● **Task prompt**: Spot each line in the records below where the word "ERROR" occurs, then copy it.

● **Extracted information**:
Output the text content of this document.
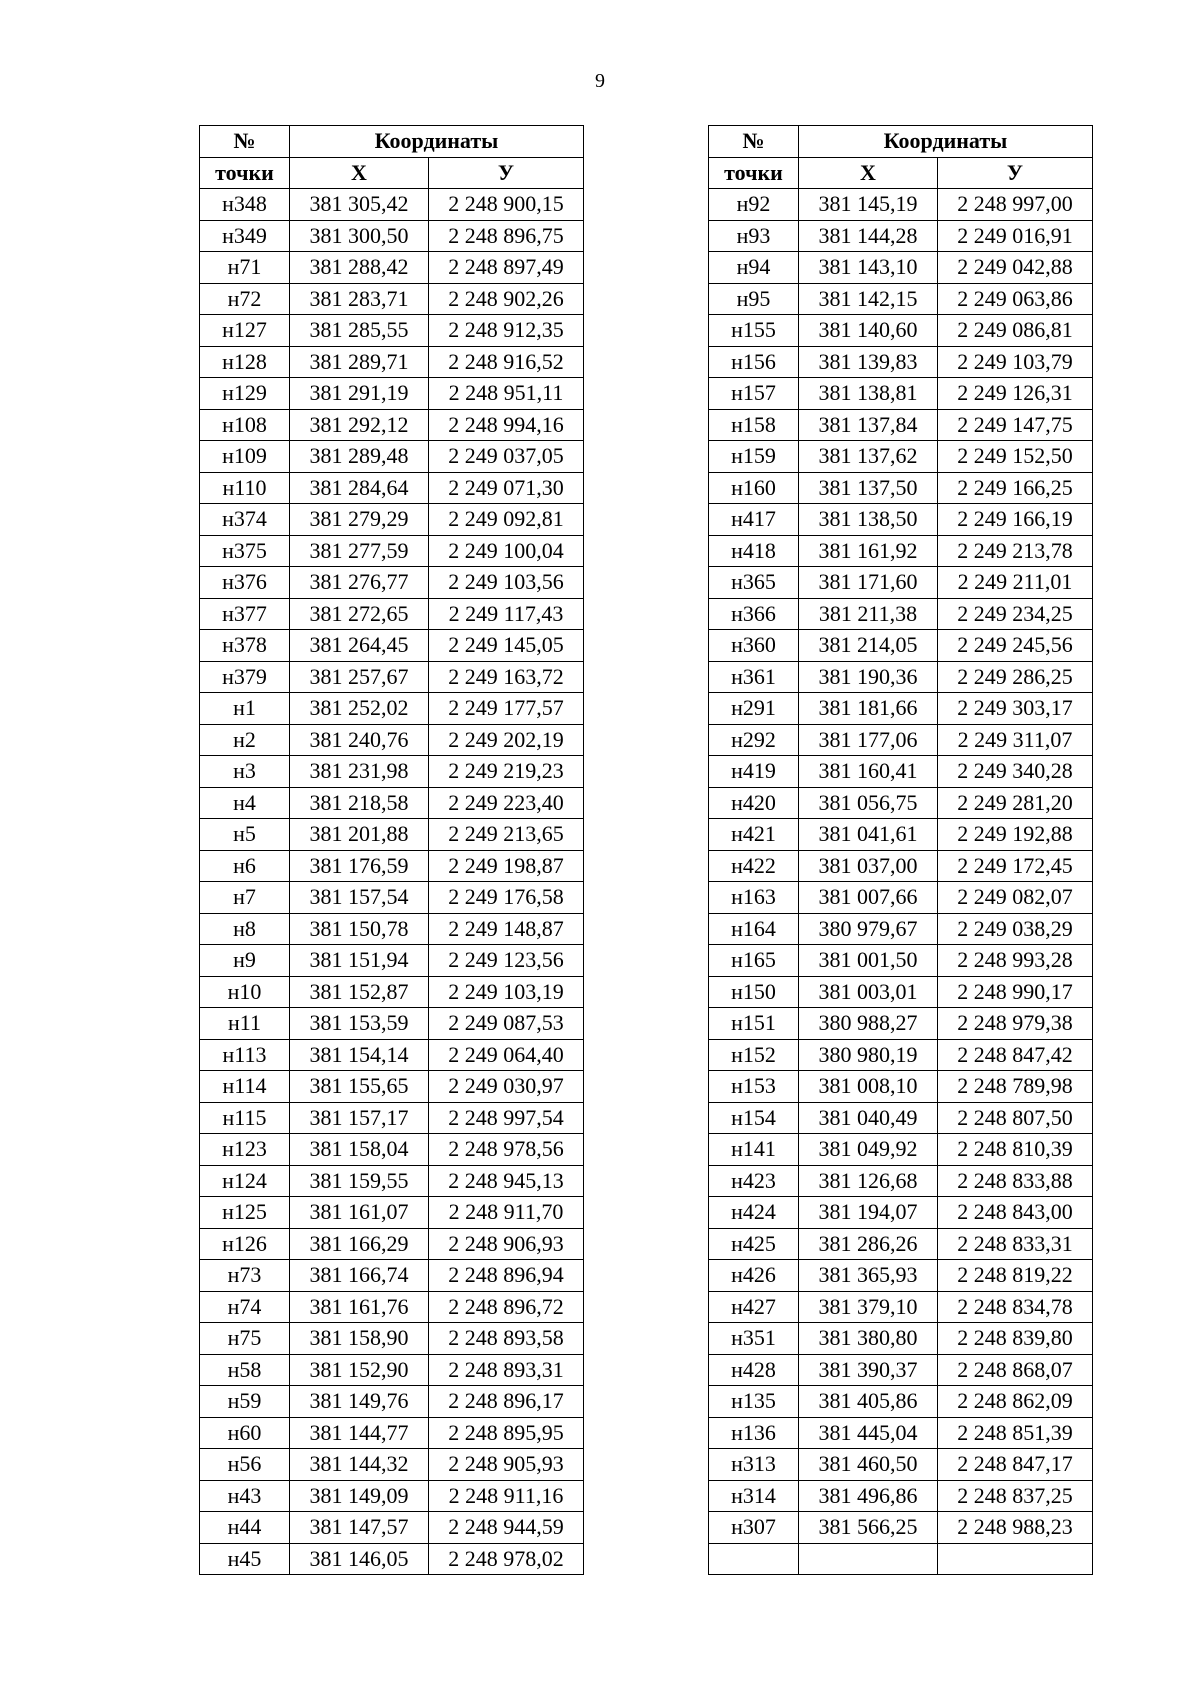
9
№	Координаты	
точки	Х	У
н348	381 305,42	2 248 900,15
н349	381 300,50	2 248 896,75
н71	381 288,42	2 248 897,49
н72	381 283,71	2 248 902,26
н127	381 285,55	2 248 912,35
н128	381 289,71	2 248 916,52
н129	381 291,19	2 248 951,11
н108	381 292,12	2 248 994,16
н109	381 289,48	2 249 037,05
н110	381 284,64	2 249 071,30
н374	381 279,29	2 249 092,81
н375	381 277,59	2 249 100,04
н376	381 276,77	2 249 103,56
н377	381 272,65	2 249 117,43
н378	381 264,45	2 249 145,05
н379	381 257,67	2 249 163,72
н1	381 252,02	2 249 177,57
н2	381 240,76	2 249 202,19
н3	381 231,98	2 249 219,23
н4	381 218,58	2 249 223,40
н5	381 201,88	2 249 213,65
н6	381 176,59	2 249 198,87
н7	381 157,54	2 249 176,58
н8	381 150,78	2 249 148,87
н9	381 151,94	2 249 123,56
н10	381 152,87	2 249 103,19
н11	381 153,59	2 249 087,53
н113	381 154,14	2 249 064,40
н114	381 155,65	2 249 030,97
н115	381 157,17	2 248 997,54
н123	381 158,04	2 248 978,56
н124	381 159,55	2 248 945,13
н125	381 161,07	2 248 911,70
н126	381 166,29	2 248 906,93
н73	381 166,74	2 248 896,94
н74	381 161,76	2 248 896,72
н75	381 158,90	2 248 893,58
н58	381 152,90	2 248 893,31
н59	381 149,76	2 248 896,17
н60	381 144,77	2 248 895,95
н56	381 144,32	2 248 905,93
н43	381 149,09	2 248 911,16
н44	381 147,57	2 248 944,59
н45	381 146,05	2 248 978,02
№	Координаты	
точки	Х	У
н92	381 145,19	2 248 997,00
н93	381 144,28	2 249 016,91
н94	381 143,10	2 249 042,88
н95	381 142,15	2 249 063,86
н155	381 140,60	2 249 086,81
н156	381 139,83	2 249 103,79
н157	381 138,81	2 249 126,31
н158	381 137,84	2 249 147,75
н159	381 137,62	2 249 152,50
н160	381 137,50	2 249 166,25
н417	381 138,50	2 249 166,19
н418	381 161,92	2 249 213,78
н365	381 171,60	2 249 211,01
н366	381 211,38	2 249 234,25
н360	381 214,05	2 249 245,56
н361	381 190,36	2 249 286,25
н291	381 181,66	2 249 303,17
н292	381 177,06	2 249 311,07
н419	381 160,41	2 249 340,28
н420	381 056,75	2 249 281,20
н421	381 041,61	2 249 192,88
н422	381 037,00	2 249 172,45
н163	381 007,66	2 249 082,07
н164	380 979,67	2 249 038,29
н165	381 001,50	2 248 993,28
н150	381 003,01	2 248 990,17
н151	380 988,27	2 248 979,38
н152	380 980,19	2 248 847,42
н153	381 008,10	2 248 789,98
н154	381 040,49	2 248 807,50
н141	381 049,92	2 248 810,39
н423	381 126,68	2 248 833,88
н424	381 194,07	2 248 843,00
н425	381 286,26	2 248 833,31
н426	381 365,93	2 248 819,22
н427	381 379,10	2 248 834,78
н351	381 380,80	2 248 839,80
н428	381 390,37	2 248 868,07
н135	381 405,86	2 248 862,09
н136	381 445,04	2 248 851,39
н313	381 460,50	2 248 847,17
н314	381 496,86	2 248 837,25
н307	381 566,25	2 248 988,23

--

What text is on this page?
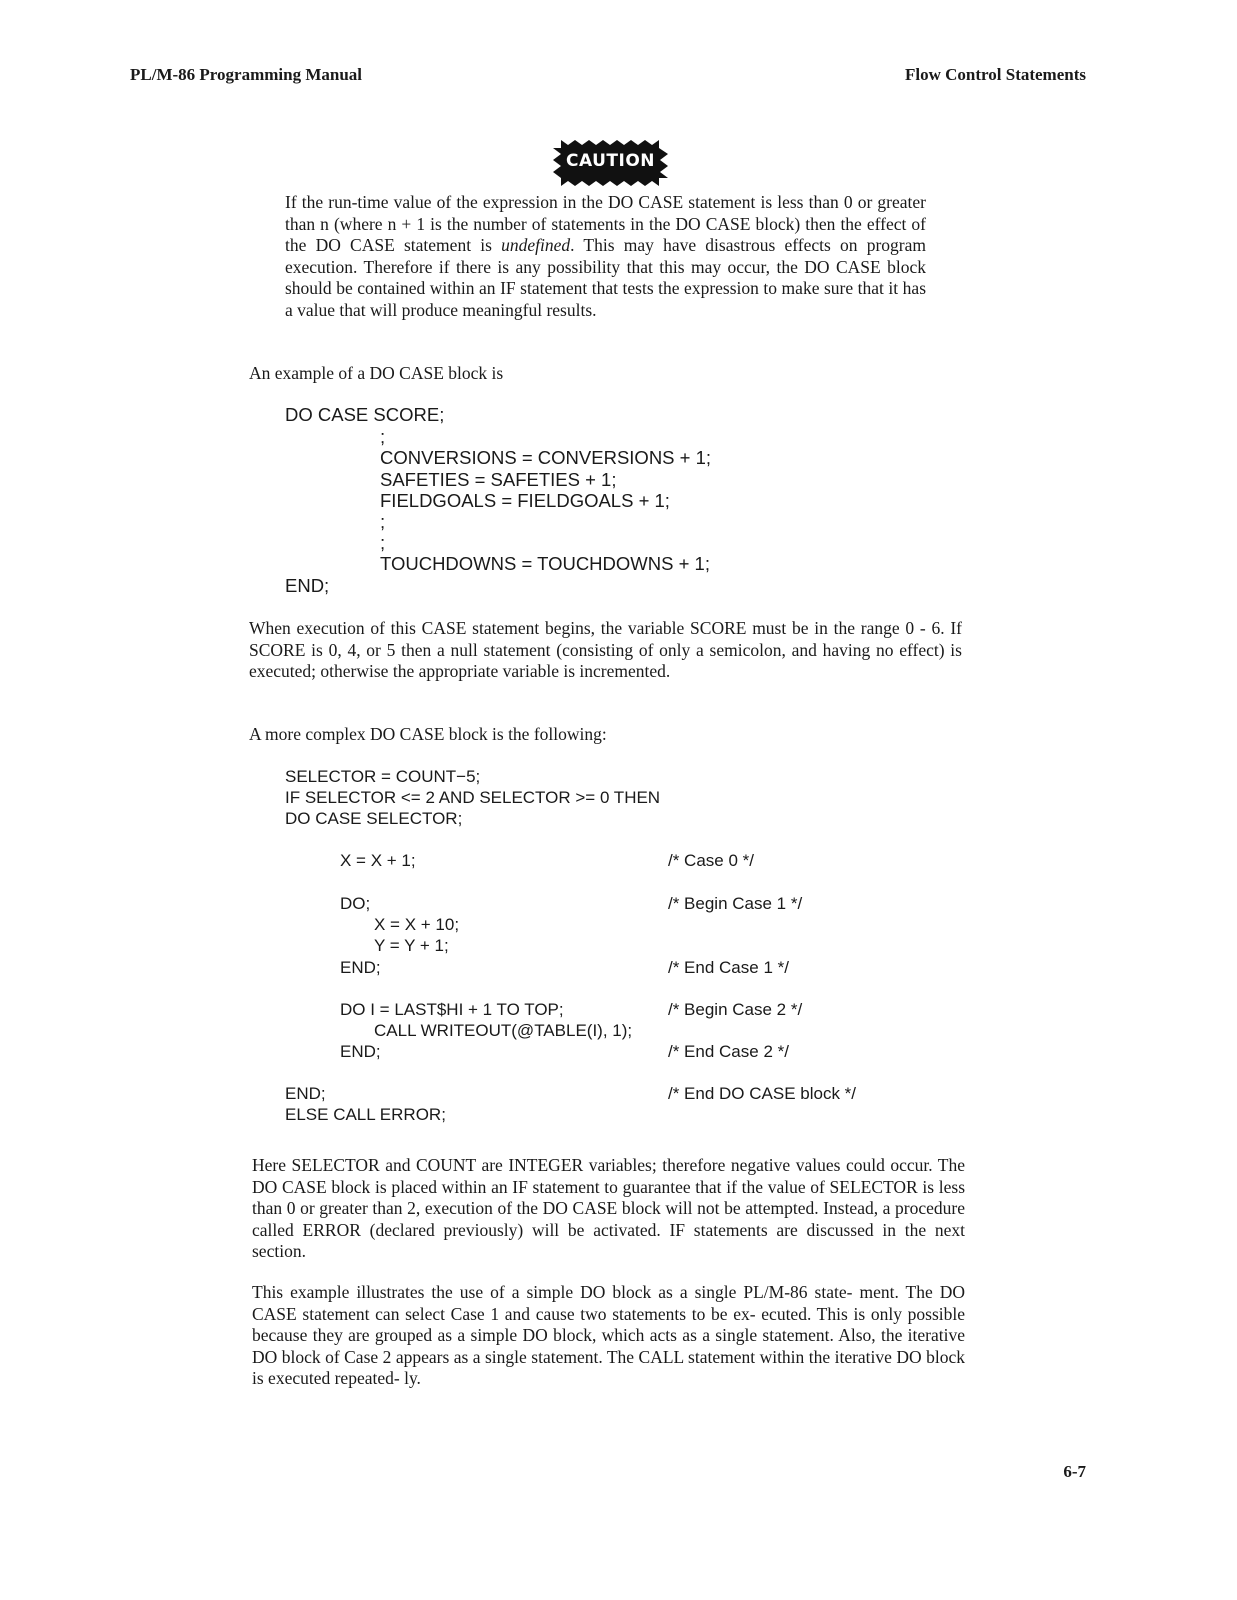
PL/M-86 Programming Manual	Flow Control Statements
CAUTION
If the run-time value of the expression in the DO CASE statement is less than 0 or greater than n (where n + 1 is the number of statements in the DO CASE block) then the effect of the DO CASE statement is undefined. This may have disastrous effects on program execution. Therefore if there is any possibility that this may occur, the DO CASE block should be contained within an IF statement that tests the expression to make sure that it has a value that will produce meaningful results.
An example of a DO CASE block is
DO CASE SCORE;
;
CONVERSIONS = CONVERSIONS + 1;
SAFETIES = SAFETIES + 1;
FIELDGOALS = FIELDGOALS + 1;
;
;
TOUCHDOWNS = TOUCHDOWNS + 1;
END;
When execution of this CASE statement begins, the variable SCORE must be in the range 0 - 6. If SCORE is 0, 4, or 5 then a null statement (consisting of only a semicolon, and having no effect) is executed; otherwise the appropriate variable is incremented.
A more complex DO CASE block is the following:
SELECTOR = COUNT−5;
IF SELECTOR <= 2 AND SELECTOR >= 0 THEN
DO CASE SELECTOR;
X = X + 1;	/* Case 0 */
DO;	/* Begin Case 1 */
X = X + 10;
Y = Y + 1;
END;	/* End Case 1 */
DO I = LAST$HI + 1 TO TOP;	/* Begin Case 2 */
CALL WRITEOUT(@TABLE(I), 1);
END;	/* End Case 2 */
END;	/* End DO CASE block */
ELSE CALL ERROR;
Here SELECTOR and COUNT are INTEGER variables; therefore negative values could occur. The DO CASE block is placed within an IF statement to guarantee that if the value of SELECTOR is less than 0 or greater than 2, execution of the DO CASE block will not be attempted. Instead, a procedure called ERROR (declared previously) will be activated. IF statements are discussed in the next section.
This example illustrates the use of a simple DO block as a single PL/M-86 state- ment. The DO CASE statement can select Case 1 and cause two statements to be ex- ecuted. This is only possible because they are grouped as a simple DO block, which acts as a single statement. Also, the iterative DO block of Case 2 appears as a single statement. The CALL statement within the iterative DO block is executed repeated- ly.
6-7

● **Answer in full**:
ELSE CALL ERROR;
Here SELECTOR and COUNT are INTEGER variables; therefore negative values could occur. The DO CASE block is placed within an IF statement to guarantee that if the value of SELECTOR is less than 0 or greater than 2, execution of the DO CASE block will not be attempted. Instead, a procedure called ERROR (declared previously) will be activated. IF statements are discussed in the next section.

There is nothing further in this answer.